- **Work to do**
Below are the records; copy each line in them that holds the word "关于推进农村改革发展若干重大问题的决定".

Stored data entries
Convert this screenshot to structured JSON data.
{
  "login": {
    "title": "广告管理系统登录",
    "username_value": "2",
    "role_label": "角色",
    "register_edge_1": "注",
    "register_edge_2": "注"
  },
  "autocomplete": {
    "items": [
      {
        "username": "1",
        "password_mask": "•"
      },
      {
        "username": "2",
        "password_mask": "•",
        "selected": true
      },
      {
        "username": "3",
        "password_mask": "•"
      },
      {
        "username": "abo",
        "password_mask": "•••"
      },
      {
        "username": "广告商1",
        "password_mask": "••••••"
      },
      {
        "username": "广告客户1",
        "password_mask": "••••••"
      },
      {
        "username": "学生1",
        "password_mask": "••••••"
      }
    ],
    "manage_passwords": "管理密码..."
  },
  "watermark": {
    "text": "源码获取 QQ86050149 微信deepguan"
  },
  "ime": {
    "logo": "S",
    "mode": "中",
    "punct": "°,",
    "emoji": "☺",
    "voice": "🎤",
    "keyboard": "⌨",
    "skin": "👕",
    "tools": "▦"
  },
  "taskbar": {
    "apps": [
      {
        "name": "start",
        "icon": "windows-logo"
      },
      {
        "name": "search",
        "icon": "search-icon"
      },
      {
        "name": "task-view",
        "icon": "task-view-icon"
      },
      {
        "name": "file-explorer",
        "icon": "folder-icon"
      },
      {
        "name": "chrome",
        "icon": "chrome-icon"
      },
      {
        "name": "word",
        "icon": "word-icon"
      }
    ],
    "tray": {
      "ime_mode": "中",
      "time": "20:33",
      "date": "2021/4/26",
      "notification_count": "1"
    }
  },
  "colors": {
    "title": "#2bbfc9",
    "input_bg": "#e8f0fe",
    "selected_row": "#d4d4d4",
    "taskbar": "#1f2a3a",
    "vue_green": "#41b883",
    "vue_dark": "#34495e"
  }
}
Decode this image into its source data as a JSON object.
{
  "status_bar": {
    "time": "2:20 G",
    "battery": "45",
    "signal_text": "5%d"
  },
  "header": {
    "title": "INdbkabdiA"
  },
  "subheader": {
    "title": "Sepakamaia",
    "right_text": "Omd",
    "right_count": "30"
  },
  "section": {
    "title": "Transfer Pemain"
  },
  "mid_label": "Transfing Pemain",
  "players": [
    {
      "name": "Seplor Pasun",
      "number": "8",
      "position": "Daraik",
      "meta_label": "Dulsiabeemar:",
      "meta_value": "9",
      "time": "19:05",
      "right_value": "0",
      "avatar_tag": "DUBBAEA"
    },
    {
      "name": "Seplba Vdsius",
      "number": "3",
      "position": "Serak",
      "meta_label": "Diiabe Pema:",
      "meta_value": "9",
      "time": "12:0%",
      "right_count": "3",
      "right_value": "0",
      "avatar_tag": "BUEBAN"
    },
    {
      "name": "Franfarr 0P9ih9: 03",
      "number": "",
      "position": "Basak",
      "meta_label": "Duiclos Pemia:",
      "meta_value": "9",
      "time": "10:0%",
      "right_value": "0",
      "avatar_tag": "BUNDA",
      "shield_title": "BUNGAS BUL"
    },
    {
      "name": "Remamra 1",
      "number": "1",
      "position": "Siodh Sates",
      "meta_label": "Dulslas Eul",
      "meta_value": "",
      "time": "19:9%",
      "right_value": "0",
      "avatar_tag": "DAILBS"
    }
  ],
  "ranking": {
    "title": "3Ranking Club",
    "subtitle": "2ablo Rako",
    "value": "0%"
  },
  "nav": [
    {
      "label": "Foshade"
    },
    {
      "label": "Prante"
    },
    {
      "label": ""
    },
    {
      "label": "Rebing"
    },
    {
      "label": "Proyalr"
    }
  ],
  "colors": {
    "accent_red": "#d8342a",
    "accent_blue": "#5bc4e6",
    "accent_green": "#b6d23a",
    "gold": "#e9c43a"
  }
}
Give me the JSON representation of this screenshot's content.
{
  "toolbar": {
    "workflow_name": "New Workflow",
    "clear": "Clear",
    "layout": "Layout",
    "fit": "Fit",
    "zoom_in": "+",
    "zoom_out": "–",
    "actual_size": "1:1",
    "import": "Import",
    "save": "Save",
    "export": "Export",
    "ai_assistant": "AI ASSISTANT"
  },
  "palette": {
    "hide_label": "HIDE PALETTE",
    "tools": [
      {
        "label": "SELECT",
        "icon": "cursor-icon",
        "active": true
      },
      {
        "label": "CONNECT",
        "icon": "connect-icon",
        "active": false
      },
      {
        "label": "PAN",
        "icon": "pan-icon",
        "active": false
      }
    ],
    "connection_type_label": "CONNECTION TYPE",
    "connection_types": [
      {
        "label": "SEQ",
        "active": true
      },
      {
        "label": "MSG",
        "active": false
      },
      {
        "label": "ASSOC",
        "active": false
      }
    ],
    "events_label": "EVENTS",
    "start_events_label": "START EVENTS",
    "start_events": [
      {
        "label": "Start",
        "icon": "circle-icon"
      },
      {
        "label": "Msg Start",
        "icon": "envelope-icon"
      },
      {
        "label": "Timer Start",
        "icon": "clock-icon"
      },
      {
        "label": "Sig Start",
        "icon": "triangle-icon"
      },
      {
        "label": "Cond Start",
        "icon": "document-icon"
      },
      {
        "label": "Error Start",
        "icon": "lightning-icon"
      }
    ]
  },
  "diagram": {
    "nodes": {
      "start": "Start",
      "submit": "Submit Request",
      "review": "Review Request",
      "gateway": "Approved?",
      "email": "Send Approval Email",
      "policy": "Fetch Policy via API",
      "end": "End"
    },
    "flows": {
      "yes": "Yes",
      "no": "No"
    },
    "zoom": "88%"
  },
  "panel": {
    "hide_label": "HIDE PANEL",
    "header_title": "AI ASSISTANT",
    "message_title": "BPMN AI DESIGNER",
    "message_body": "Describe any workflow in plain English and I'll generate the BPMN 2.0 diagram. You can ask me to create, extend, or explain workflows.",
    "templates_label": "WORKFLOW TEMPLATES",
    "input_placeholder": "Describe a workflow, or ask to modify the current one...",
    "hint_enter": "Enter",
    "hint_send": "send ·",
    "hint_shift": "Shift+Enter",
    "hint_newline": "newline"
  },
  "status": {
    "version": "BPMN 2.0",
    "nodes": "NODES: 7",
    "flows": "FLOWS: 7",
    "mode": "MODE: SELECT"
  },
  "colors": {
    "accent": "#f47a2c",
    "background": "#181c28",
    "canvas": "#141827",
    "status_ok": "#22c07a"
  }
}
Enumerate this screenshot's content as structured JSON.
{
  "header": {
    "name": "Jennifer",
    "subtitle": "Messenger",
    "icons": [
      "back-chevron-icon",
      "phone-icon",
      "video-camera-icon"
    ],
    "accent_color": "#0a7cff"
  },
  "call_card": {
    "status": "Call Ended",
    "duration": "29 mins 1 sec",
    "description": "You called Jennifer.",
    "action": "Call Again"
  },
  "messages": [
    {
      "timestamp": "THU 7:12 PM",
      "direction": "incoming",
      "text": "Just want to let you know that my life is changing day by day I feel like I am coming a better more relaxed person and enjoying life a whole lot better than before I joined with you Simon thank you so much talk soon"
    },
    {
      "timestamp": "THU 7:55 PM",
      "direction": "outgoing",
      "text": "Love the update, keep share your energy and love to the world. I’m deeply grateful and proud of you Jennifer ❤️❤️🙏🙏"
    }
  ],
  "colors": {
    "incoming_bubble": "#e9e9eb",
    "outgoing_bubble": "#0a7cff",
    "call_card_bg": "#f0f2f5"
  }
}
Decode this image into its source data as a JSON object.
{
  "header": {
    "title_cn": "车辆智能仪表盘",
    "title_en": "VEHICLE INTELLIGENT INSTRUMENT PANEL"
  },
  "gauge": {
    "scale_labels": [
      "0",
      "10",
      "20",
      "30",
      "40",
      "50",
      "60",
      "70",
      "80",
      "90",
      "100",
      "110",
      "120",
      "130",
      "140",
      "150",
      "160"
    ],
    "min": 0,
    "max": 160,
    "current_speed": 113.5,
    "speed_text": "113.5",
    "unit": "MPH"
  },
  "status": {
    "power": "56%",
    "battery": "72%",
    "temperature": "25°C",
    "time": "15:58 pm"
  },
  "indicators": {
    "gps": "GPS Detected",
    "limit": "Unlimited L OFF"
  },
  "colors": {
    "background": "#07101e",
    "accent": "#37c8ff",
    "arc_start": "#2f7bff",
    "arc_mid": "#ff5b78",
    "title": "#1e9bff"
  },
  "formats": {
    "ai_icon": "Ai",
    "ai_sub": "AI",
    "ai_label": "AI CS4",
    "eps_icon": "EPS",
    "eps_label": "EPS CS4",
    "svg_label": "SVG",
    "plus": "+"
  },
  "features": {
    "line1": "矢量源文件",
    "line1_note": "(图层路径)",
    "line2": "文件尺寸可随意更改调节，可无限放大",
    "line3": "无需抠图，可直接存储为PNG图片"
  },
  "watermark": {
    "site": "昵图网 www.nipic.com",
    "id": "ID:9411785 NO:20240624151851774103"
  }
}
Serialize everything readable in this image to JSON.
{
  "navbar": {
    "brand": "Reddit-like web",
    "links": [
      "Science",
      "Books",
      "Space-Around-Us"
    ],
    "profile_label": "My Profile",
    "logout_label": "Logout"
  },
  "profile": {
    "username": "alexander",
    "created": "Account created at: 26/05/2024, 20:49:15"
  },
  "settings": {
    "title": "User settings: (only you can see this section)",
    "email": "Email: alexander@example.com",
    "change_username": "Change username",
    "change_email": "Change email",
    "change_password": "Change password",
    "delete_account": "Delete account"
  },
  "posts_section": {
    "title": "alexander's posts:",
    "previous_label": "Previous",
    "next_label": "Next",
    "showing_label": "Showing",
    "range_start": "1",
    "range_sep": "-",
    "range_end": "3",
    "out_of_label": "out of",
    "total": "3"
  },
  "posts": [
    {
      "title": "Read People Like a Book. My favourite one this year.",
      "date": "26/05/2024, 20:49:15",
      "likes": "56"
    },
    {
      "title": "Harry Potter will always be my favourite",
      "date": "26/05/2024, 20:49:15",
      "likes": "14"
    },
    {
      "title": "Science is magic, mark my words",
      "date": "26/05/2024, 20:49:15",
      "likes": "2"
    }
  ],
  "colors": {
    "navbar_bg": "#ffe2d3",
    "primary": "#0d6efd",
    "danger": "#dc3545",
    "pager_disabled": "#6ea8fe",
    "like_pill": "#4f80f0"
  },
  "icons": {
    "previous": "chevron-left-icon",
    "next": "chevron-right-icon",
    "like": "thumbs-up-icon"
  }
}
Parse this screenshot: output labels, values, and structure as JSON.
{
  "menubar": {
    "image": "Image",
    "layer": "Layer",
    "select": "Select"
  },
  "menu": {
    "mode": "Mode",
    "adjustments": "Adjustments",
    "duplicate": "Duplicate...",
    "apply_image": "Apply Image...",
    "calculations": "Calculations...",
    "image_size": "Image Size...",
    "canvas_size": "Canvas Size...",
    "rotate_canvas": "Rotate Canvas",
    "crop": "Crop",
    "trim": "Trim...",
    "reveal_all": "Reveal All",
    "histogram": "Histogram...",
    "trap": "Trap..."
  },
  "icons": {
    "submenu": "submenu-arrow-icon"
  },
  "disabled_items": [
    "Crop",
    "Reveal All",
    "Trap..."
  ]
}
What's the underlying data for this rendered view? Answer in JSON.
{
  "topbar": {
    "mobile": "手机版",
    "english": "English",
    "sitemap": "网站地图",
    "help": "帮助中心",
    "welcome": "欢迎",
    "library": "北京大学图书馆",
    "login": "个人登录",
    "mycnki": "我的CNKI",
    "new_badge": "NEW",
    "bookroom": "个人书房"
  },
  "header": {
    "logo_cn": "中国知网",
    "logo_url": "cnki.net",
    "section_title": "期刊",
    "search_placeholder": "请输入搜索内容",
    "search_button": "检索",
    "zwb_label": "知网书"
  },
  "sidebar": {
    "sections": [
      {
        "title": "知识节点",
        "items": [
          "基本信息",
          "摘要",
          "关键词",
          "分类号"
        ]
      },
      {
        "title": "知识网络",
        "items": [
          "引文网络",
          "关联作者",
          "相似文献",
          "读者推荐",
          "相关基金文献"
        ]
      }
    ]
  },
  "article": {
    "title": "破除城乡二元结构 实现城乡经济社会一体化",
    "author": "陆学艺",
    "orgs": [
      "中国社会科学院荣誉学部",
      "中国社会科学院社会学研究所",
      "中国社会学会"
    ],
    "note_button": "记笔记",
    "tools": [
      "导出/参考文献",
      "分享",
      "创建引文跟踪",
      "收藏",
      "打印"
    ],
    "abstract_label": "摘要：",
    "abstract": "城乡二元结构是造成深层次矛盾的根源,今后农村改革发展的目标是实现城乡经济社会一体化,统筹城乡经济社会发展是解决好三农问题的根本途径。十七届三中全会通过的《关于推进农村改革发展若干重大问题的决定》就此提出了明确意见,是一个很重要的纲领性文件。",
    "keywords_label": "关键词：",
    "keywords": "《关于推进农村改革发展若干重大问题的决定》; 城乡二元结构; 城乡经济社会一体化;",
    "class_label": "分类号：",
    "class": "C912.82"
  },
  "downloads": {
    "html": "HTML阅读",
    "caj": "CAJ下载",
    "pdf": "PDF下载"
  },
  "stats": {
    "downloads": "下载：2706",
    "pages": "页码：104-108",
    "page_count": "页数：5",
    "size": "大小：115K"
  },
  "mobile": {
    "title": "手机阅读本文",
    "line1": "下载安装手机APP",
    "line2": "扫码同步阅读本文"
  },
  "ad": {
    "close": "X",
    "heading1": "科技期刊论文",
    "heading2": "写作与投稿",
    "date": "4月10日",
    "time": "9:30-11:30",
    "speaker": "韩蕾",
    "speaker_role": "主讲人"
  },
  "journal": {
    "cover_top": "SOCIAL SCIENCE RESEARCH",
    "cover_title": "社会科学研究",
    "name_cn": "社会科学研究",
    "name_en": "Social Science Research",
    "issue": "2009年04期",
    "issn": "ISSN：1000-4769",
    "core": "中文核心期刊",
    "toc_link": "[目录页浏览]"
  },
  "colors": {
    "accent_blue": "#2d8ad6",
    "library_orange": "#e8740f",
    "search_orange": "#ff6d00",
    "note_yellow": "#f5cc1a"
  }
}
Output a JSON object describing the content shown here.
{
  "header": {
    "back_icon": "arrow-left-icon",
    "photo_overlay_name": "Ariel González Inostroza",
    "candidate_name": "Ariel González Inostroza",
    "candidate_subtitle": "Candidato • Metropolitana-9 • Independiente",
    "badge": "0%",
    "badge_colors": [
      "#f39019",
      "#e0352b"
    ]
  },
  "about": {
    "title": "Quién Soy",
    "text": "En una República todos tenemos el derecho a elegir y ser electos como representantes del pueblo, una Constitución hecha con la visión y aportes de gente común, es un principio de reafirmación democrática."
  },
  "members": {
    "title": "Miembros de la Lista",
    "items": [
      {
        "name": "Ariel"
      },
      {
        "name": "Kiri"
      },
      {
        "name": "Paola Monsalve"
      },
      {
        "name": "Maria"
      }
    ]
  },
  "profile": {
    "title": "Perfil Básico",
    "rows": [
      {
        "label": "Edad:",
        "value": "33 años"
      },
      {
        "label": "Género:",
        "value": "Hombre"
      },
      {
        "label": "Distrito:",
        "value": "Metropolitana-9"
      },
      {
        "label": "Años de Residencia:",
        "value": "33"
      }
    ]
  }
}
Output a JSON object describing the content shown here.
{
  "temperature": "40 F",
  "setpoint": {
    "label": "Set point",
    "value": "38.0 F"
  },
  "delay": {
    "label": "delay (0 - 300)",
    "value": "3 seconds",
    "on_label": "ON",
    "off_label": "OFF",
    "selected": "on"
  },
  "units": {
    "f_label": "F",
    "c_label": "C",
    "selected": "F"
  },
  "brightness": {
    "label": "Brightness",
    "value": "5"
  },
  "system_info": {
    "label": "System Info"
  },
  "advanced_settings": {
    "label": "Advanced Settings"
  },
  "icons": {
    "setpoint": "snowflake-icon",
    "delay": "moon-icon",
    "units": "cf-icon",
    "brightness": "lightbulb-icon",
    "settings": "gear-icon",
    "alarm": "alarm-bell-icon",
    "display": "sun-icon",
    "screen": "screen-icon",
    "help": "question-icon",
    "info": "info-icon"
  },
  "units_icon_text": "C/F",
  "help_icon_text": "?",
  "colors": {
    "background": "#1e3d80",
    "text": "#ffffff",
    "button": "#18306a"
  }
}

- **Final result**
    "abstract": "城乡二元结构是造成深层次矛盾的根源,今后农村改革发展的目标是实现城乡经济社会一体化,统筹城乡经济社会发展是解决好三农问题的根本途径。十七届三中全会通过的《关于推进农村改革发展若干重大问题的决定》就此提出了明确意见,是一个很重要的纲领性文件。",
    "keywords": "《关于推进农村改革发展若干重大问题的决定》; 城乡二元结构; 城乡经济社会一体化;",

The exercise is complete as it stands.